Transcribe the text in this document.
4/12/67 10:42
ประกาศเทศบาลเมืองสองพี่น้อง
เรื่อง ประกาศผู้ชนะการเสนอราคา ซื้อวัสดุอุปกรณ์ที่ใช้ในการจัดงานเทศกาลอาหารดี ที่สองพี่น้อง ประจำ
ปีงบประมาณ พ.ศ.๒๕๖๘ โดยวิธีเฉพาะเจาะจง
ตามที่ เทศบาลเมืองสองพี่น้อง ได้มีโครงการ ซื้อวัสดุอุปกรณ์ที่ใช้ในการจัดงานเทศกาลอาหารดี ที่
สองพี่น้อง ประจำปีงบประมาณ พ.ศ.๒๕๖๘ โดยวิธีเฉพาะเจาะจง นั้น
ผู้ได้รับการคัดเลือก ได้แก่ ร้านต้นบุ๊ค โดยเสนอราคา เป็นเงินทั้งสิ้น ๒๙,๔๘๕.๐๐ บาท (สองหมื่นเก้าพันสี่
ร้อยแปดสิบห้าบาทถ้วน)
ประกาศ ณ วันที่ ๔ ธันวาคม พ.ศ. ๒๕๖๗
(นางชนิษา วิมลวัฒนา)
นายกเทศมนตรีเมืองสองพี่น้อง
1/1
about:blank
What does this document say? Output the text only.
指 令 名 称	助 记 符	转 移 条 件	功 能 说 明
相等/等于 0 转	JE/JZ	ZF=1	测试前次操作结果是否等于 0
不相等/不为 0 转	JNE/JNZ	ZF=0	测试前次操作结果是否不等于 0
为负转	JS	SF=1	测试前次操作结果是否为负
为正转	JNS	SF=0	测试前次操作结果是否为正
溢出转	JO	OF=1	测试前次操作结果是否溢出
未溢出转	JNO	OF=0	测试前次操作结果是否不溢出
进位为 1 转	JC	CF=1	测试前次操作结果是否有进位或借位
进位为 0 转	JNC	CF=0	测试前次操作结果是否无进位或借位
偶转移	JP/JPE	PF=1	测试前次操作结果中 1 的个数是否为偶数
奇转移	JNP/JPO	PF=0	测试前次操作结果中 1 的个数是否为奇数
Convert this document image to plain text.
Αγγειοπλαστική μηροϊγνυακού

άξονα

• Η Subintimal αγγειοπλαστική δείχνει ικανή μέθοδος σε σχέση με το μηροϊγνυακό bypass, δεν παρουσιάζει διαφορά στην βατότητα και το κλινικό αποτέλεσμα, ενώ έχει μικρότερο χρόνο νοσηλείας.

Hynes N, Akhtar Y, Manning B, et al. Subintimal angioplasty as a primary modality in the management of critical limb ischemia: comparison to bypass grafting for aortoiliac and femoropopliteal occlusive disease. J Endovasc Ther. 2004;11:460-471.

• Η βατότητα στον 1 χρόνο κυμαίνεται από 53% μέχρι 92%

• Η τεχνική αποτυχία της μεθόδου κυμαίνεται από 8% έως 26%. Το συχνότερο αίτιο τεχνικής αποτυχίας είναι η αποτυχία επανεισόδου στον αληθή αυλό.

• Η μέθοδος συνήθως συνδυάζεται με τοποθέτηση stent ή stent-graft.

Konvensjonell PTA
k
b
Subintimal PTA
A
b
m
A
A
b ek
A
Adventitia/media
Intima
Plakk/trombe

******************************

In the listing above, how many lines hold the word "text"? Give the number and nothing more.

3